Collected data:
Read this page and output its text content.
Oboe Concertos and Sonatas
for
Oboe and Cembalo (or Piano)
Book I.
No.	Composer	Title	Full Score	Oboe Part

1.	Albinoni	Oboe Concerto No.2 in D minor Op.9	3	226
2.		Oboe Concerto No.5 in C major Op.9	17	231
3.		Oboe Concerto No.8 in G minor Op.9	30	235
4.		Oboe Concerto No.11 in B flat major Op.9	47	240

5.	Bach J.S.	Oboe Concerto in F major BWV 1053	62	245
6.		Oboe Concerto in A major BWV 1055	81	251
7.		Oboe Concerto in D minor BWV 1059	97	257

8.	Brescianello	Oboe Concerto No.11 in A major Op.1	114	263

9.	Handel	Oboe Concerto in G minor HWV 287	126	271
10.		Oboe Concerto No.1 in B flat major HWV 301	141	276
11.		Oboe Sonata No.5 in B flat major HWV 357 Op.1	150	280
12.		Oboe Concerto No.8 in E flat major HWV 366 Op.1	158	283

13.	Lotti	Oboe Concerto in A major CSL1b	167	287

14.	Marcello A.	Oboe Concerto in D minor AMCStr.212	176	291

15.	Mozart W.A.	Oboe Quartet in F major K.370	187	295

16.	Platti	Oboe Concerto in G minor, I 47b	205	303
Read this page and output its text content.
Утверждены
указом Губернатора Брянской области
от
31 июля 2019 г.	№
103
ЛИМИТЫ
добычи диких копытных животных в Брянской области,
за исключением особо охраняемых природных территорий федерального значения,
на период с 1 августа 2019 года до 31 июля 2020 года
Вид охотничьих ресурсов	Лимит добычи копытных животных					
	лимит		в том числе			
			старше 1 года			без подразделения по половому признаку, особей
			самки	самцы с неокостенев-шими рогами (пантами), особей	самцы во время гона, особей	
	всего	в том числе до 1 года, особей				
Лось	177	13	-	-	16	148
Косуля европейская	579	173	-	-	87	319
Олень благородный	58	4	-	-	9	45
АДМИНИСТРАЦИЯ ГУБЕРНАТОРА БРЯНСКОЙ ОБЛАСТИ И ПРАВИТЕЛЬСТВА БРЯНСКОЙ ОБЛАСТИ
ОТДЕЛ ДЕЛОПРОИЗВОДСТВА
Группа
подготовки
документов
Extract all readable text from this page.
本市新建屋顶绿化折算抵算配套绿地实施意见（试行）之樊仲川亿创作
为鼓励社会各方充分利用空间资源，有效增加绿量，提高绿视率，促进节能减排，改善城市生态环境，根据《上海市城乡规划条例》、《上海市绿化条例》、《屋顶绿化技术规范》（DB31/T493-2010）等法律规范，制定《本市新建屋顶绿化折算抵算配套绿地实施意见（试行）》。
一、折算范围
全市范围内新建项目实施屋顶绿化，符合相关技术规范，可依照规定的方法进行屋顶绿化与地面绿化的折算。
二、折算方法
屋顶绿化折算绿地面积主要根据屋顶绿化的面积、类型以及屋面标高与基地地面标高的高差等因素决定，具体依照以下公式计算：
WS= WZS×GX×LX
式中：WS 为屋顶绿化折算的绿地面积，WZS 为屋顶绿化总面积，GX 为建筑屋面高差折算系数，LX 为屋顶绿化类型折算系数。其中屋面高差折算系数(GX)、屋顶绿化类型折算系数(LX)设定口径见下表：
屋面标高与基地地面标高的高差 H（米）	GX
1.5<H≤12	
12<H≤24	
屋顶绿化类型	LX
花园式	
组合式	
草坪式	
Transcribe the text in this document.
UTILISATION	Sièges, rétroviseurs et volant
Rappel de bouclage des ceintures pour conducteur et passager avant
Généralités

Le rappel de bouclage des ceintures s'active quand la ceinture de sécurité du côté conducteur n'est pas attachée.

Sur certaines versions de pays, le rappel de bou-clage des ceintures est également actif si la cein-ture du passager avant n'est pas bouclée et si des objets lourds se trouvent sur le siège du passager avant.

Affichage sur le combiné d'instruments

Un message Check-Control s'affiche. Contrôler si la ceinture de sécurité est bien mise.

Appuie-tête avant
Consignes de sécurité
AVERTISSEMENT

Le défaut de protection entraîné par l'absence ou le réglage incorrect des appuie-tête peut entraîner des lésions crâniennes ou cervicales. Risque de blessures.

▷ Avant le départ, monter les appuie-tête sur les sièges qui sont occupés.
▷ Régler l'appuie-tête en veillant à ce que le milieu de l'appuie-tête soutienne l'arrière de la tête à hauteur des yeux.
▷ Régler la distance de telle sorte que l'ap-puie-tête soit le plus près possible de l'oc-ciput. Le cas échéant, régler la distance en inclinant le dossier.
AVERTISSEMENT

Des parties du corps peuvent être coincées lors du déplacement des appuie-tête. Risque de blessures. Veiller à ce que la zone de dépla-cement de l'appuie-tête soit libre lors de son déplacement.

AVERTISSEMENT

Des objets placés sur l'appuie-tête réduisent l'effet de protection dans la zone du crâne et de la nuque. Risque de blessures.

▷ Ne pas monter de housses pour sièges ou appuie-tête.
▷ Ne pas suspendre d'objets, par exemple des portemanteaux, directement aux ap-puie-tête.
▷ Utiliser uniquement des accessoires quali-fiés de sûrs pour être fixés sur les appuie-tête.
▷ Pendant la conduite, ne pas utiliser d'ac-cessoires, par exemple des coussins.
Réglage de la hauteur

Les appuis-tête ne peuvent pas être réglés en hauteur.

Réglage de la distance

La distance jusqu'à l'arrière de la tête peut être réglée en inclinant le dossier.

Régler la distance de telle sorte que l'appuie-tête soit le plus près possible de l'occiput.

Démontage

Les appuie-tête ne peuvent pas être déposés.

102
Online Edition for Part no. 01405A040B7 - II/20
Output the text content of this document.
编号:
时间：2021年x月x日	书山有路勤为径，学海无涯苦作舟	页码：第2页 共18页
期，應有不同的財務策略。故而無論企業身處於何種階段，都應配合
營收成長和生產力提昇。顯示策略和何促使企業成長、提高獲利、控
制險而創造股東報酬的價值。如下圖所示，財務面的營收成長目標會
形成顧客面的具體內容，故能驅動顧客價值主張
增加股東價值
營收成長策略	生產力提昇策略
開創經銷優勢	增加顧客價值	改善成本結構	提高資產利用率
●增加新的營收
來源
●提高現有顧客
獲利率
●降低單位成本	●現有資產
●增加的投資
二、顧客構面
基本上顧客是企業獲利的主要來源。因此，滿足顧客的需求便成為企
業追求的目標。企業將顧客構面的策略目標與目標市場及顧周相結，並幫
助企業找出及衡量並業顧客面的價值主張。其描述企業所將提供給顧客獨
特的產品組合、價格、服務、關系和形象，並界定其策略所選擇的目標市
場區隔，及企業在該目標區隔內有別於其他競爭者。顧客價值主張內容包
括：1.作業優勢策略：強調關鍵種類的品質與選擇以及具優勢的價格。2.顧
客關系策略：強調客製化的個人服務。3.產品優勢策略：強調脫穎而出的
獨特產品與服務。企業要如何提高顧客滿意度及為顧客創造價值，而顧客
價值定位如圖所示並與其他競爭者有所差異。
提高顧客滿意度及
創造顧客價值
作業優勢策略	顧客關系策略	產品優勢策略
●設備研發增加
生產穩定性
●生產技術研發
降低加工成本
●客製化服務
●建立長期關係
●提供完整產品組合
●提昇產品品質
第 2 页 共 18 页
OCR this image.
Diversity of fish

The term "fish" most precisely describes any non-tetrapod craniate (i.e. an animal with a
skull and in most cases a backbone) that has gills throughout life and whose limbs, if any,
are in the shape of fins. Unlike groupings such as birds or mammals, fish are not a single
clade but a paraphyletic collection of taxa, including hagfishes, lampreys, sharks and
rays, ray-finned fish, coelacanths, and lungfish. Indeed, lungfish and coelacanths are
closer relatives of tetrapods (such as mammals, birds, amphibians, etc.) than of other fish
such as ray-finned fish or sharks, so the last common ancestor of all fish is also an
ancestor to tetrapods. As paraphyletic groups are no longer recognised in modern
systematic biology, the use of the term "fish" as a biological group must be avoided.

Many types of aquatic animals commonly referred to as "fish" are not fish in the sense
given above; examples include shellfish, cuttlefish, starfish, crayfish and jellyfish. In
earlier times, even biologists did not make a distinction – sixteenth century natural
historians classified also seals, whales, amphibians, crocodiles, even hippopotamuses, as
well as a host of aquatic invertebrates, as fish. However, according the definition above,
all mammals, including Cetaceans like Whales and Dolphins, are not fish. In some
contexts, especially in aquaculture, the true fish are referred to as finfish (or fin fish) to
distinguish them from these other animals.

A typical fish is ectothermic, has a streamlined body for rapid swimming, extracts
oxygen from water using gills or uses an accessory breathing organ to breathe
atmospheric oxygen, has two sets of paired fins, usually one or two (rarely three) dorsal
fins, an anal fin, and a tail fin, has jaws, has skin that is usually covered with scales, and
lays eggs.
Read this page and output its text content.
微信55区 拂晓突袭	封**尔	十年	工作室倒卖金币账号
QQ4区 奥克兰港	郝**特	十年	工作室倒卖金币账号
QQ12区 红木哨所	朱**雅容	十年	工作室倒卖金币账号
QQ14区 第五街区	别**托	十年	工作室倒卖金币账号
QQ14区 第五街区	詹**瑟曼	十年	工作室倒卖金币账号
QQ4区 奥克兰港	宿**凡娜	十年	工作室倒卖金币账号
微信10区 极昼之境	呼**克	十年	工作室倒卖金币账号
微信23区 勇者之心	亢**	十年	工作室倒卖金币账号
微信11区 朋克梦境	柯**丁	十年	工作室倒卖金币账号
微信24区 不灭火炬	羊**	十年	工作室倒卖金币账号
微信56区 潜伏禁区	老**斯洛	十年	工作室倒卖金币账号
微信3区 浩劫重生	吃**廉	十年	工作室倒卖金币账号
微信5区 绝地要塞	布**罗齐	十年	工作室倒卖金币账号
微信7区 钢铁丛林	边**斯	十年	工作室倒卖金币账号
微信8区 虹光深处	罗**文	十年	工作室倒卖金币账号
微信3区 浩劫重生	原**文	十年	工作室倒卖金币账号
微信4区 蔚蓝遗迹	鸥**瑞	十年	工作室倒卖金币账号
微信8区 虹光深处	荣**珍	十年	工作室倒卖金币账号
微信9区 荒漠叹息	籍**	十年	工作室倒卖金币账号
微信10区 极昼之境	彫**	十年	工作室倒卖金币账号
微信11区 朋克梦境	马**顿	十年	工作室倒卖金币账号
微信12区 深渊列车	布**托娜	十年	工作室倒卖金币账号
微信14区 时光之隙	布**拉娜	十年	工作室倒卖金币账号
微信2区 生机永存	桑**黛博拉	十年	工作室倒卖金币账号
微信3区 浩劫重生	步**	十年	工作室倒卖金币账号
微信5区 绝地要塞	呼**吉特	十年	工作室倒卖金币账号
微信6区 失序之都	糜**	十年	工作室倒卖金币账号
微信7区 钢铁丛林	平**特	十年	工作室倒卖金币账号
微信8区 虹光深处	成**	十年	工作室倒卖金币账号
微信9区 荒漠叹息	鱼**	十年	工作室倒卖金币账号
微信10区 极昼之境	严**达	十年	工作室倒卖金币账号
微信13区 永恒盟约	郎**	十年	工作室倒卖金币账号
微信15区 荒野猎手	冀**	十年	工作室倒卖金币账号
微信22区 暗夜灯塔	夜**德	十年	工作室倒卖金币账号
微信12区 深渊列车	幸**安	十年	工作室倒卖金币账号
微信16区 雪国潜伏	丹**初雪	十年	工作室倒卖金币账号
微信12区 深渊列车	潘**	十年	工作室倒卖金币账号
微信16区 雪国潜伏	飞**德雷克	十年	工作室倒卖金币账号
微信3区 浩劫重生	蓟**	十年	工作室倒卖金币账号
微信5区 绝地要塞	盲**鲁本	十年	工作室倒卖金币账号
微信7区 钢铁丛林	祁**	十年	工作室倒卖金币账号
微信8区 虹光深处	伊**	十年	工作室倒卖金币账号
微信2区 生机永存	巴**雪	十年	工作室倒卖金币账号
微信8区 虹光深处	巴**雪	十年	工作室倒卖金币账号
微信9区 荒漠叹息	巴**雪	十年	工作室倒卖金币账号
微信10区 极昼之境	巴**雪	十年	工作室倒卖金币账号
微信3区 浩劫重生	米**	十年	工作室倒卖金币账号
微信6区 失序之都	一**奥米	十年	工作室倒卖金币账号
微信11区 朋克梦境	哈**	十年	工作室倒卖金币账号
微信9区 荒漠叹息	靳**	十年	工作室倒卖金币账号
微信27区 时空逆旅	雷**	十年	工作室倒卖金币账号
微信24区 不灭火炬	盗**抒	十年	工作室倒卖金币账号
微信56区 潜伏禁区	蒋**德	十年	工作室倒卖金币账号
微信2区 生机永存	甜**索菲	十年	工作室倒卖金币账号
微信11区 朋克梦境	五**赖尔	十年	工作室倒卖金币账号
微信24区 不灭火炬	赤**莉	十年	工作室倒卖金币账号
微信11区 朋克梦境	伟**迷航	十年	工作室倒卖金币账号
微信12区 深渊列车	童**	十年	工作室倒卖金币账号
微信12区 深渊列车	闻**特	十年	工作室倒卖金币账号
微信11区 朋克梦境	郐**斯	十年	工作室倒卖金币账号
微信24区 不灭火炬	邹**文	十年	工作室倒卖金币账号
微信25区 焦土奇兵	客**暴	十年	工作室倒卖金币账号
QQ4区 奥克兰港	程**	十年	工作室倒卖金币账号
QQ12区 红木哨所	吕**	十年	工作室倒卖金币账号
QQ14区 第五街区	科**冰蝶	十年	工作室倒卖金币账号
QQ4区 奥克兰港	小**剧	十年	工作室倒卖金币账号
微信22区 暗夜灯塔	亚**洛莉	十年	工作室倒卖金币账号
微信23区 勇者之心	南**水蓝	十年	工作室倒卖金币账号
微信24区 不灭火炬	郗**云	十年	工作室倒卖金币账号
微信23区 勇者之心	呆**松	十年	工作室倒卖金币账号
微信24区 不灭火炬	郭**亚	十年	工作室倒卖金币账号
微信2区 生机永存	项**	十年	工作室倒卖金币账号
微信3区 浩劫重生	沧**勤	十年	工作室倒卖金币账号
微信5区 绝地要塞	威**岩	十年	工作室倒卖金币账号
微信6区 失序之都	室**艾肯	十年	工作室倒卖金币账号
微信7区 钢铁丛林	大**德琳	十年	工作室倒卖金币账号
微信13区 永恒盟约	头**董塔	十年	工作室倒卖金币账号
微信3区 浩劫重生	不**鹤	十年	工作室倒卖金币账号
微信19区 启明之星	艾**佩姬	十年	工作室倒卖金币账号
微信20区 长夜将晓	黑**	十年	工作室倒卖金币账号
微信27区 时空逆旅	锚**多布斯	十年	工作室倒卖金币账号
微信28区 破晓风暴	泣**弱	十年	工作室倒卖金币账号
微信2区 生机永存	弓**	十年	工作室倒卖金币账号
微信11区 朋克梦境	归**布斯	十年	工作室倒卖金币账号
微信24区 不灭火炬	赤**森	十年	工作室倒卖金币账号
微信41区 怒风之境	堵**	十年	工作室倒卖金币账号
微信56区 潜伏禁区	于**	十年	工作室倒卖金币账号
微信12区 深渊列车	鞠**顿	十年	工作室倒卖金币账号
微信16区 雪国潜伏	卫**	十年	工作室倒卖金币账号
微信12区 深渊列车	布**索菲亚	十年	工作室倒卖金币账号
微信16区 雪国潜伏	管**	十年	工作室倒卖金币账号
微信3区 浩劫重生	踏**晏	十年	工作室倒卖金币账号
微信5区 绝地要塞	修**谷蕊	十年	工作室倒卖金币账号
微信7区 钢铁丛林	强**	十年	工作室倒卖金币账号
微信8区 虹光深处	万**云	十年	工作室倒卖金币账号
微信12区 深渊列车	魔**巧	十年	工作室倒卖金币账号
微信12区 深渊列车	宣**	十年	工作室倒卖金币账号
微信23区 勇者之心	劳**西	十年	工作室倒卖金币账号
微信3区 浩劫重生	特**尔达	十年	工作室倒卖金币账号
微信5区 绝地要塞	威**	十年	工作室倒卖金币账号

- [Problem requirements]: Search the entries for "zone" and copy out each line that has it.

- [The solution]:
Des parties du corps peuvent être coincées lors du déplacement des appuie-tête. Risque de blessures. Veiller à ce que la zone de dépla-cement de l'appuie-tête soit libre lors de son déplacement.
Des objets placés sur l'appuie-tête réduisent l'effet de protection dans la zone du crâne et de la nuque. Risque de blessures.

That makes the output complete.